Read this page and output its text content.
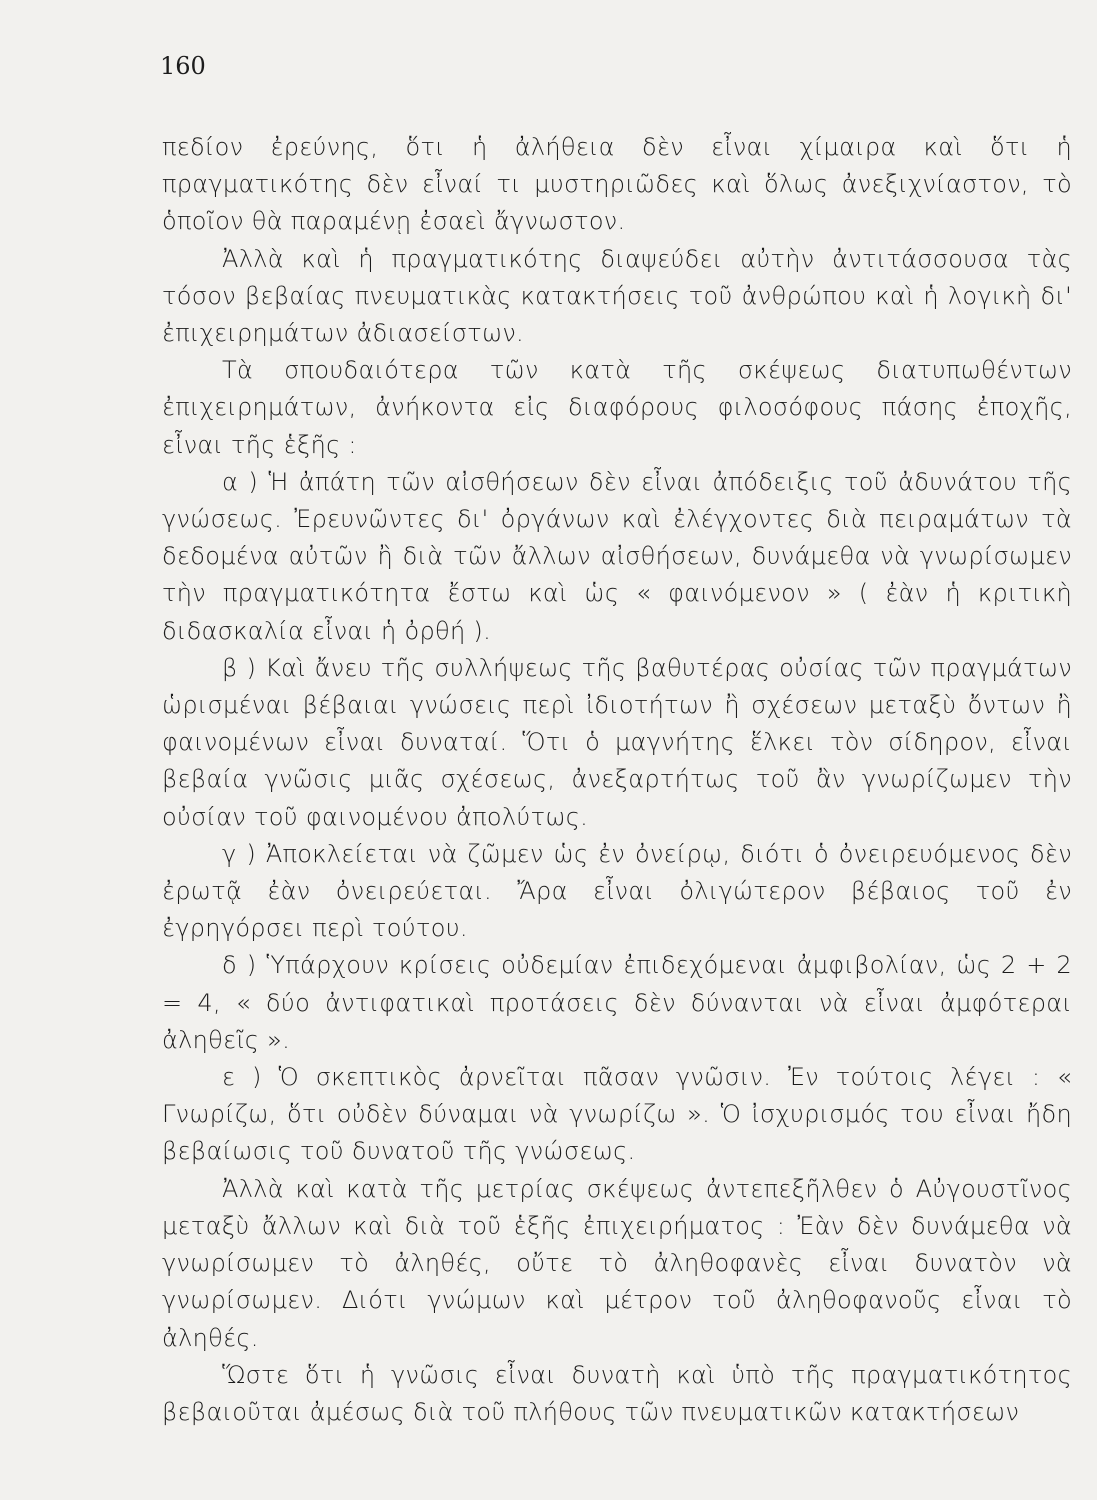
160

πεδίον ἐρεύνης, ὅτι ἡ ἀλήθεια δὲν εἶναι χίμαιρα καὶ ὅτι ἡ πραγματικότης δὲν εἶναί τι μυστηριῶδες καὶ ὅλως ἀνεξιχνίαστον, τὸ ὁποῖον θὰ παραμένῃ ἐσαεὶ ἄγνωστον.

Ἀλλὰ καὶ ἡ πραγματικότης διαψεύδει αὐτὴν ἀντιτάσσουσα τὰς τόσον βεβαίας πνευματικὰς κατακτήσεις τοῦ ἀνθρώπου καὶ ἡ λογικὴ δι' ἐπιχειρημάτων ἀδιασείστων.

Τὰ σπουδαιότερα τῶν κατὰ τῆς σκέψεως διατυπωθέντων ἐπιχειρημάτων, ἀνήκοντα εἰς διαφόρους φιλοσόφους πάσης ἐποχῆς, εἶναι τῆς ἑξῆς :

α ) Ἡ ἀπάτη τῶν αἰσθήσεων δὲν εἶναι ἀπόδειξις τοῦ ἀδυνάτου τῆς γνώσεως. Ἐρευνῶντες δι' ὀργάνων καὶ ἐλέγχοντες διὰ πειραμάτων τὰ δεδομένα αὐτῶν ἢ διὰ τῶν ἄλλων αἰσθήσεων, δυνάμεθα νὰ γνωρίσωμεν τὴν πραγματικότητα ἔστω καὶ ὡς « φαινόμενον » ( ἐὰν ἡ κριτικὴ διδασκαλία εἶναι ἡ ὀρθή ).

β ) Καὶ ἄνευ τῆς συλλήψεως τῆς βαθυτέρας οὐσίας τῶν πραγμάτων ὡρισμέναι βέβαιαι γνώσεις περὶ ἰδιοτήτων ἢ σχέσεων μεταξὺ ὄντων ἢ φαινομένων εἶναι δυναταί. Ὅτι ὁ μαγνήτης ἕλκει τὸν σίδηρον, εἶναι βεβαία γνῶσις μιᾶς σχέσεως, ἀνεξαρτήτως τοῦ ἂν γνωρίζωμεν τὴν οὐσίαν τοῦ φαινομένου ἀπολύτως.

γ ) Ἀποκλείεται νὰ ζῶμεν ὡς ἐν ὀνείρῳ, διότι ὁ ὀνειρευόμενος δὲν ἐρωτᾷ ἐὰν ὀνειρεύεται. Ἄρα εἶναι ὀλιγώτερον βέβαιος τοῦ ἐν ἐγρηγόρσει περὶ τούτου.

δ ) Ὑπάρχουν κρίσεις οὐδεμίαν ἐπιδεχόμεναι ἀμφιβολίαν, ὡς 2 + 2 = 4, « δύο ἀντιφατικαὶ προτάσεις δὲν δύνανται νὰ εἶναι ἀμφότεραι ἀληθεῖς ».

ε ) Ὁ σκεπτικὸς ἀρνεῖται πᾶσαν γνῶσιν. Ἐν τούτοις λέγει : « Γνωρίζω, ὅτι οὐδὲν δύναμαι νὰ γνωρίζω ». Ὁ ἰσχυρισμός του εἶναι ἤδη βεβαίωσις τοῦ δυνατοῦ τῆς γνώσεως.

Ἀλλὰ καὶ κατὰ τῆς μετρίας σκέψεως ἀντεπεξῆλθεν ὁ Αὐγουστῖνος μεταξὺ ἄλλων καὶ διὰ τοῦ ἑξῆς ἐπιχειρήματος : Ἐὰν δὲν δυνάμεθα νὰ γνωρίσωμεν τὸ ἀληθές, οὔτε τὸ ἀληθοφανὲς εἶναι δυνατὸν νὰ γνωρίσωμεν. Διότι γνώμων καὶ μέτρον τοῦ ἀληθοφανοῦς εἶναι τὸ ἀληθές.

Ὥστε ὅτι ἡ γνῶσις εἶναι δυνατὴ καὶ ὑπὸ τῆς πραγματικότητος βεβαιοῦται ἀμέσως διὰ τοῦ πλήθους τῶν πνευματικῶν κατακτήσεων
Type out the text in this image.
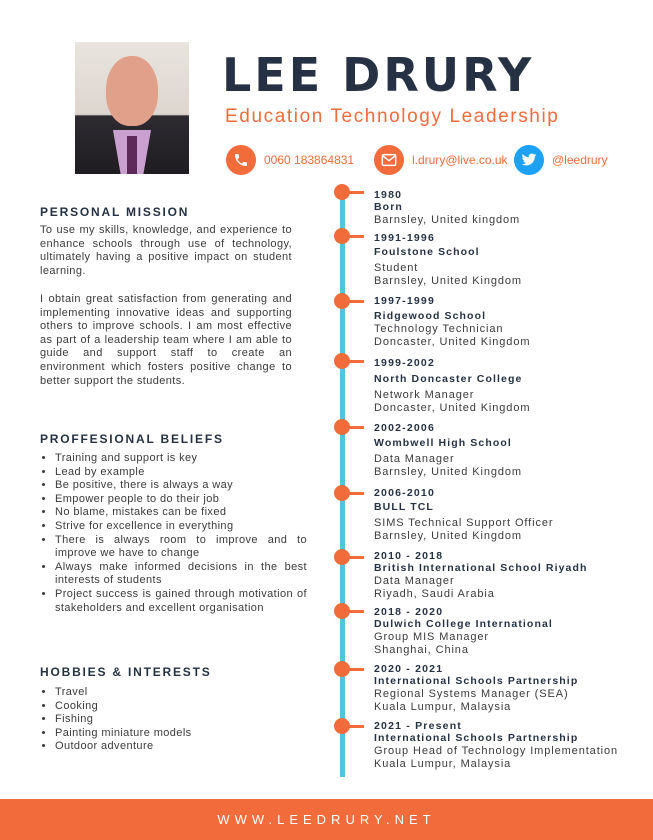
LEE DRURY
Education Technology Leadership
0060 183864831	l.drury@live.co.uk	@leedrury
PERSONAL MISSION

To use my skills, knowledge, and experience to enhance schools through use of technology, ultimately having a positive impact on student learning.

I obtain great satisfaction from generating and implementing innovative ideas and supporting others to improve schools. I am most effective as part of a leadership team where I am able to guide and support staff to create an environment which fosters positive change to better support the students.

PROFFESIONAL BELIEFS
• Training and support is key
• Lead by example
• Be positive, there is always a way
• Empower people to do their job
• No blame, mistakes can be fixed
• Strive for excellence in everything
• There is always room to improve and to improve we have to change
• Always make informed decisions in the best interests of students
• Project success is gained through motivation of stakeholders and excellent organisation
HOBBIES & INTERESTS
• Travel
• Cooking
• Fishing
• Painting miniature models
• Outdoor adventure
1980
Born
Barnsley, United kingdom
1991-1996
Foulstone School
Student
Barnsley, United Kingdom
1997-1999
Ridgewood School
Technology Technician
Doncaster, United Kingdom
1999-2002
North Doncaster College
Network Manager
Doncaster, United Kingdom
2002-2006
Wombwell High School
Data Manager
Barnsley, United Kingdom
2006-2010
BULL TCL
SIMS Technical Support Officer
Barnsley, United Kingdom
2010 - 2018
British International School Riyadh
Data Manager
Riyadh, Saudi Arabia
2018 - 2020
Dulwich College International
Group MIS Manager
Shanghai, China
2020 - 2021
International Schools Partnership
Regional Systems Manager (SEA)
Kuala Lumpur, Malaysia
2021 - Present
International Schools Partnership
Group Head of Technology Implementation
Kuala Lumpur, Malaysia
WWW.LEEDRURY.NET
★ ★ ★ ★ ★
» Written instruction
Repeat the records above exactly, leaving out the pictures.

» In response
Read this page and output its text content.
160

πεδίον ἐρεύνης, ὅτι ἡ ἀλήθεια δὲν εἶναι χίμαιρα καὶ ὅτι ἡ πραγματικότης δὲν εἶναί τι μυστηριῶδες καὶ ὅλως ἀνεξιχνίαστον, τὸ ὁποῖον θὰ παραμένῃ ἐσαεὶ ἄγνωστον.

Ἀλλὰ καὶ ἡ πραγματικότης διαψεύδει αὐτὴν ἀντιτάσσουσα τὰς τόσον βεβαίας πνευματικὰς κατακτήσεις τοῦ ἀνθρώπου καὶ ἡ λογικὴ δι' ἐπιχειρημάτων ἀδιασείστων.

Τὰ σπουδαιότερα τῶν κατὰ τῆς σκέψεως διατυπωθέντων ἐπιχειρημάτων, ἀνήκοντα εἰς διαφόρους φιλοσόφους πάσης ἐποχῆς, εἶναι τῆς ἑξῆς :

α ) Ἡ ἀπάτη τῶν αἰσθήσεων δὲν εἶναι ἀπόδειξις τοῦ ἀδυνάτου τῆς γνώσεως. Ἐρευνῶντες δι' ὀργάνων καὶ ἐλέγχοντες διὰ πειραμάτων τὰ δεδομένα αὐτῶν ἢ διὰ τῶν ἄλλων αἰσθήσεων, δυνάμεθα νὰ γνωρίσωμεν τὴν πραγματικότητα ἔστω καὶ ὡς « φαινόμενον » ( ἐὰν ἡ κριτικὴ διδασκαλία εἶναι ἡ ὀρθή ).

β ) Καὶ ἄνευ τῆς συλλήψεως τῆς βαθυτέρας οὐσίας τῶν πραγμάτων ὡρισμέναι βέβαιαι γνώσεις περὶ ἰδιοτήτων ἢ σχέσεων μεταξὺ ὄντων ἢ φαινομένων εἶναι δυναταί. Ὅτι ὁ μαγνήτης ἕλκει τὸν σίδηρον, εἶναι βεβαία γνῶσις μιᾶς σχέσεως, ἀνεξαρτήτως τοῦ ἂν γνωρίζωμεν τὴν οὐσίαν τοῦ φαινομένου ἀπολύτως.

γ ) Ἀποκλείεται νὰ ζῶμεν ὡς ἐν ὀνείρῳ, διότι ὁ ὀνειρευόμενος δὲν ἐρωτᾷ ἐὰν ὀνειρεύεται. Ἄρα εἶναι ὀλιγώτερον βέβαιος τοῦ ἐν ἐγρηγόρσει περὶ τούτου.

δ ) Ὑπάρχουν κρίσεις οὐδεμίαν ἐπιδεχόμεναι ἀμφιβολίαν, ὡς 2 + 2 = 4, « δύο ἀντιφατικαὶ προτάσεις δὲν δύνανται νὰ εἶναι ἀμφότεραι ἀληθεῖς ».

ε ) Ὁ σκεπτικὸς ἀρνεῖται πᾶσαν γνῶσιν. Ἐν τούτοις λέγει : « Γνωρίζω, ὅτι οὐδὲν δύναμαι νὰ γνωρίζω ». Ὁ ἰσχυρισμός του εἶναι ἤδη βεβαίωσις τοῦ δυνατοῦ τῆς γνώσεως.

Ἀλλὰ καὶ κατὰ τῆς μετρίας σκέψεως ἀντεπεξῆλθεν ὁ Αὐγουστῖνος μεταξὺ ἄλλων καὶ διὰ τοῦ ἑξῆς ἐπιχειρήματος : Ἐὰν δὲν δυνάμεθα νὰ γνωρίσωμεν τὸ ἀληθές, οὔτε τὸ ἀληθοφανὲς εἶναι δυνατὸν νὰ γνωρίσωμεν. Διότι γνώμων καὶ μέτρον τοῦ ἀληθοφανοῦς εἶναι τὸ ἀληθές.

Ὥστε ὅτι ἡ γνῶσις εἶναι δυνατὴ καὶ ὑπὸ τῆς πραγματικότητος βεβαιοῦται ἀμέσως διὰ τοῦ πλήθους τῶν πνευματικῶν κατακτήσεων
Type out the text in this image.
LEE DRURY
Education Technology Leadership
0060 183864831	l.drury@live.co.uk	@leedrury
PERSONAL MISSION

To use my skills, knowledge, and experience to enhance schools through use of technology, ultimately having a positive impact on student learning.

I obtain great satisfaction from generating and implementing innovative ideas and supporting others to improve schools. I am most effective as part of a leadership team where I am able to guide and support staff to create an environment which fosters positive change to better support the students.

PROFFESIONAL BELIEFS
• Training and support is key
• Lead by example
• Be positive, there is always a way
• Empower people to do their job
• No blame, mistakes can be fixed
• Strive for excellence in everything
• There is always room to improve and to improve we have to change
• Always make informed decisions in the best interests of students
• Project success is gained through motivation of stakeholders and excellent organisation
HOBBIES & INTERESTS
• Travel
• Cooking
• Fishing
• Painting miniature models
• Outdoor adventure
1980
Born
Barnsley, United kingdom
1991-1996
Foulstone School
Student
Barnsley, United Kingdom
1997-1999
Ridgewood School
Technology Technician
Doncaster, United Kingdom
1999-2002
North Doncaster College
Network Manager
Doncaster, United Kingdom
2002-2006
Wombwell High School
Data Manager
Barnsley, United Kingdom
2006-2010
BULL TCL
SIMS Technical Support Officer
Barnsley, United Kingdom
2010 - 2018
British International School Riyadh
Data Manager
Riyadh, Saudi Arabia
2018 - 2020
Dulwich College International
Group MIS Manager
Shanghai, China
2020 - 2021
International Schools Partnership
Regional Systems Manager (SEA)
Kuala Lumpur, Malaysia
2021 - Present
International Schools Partnership
Group Head of Technology Implementation
Kuala Lumpur, Malaysia
WWW.LEEDRURY.NET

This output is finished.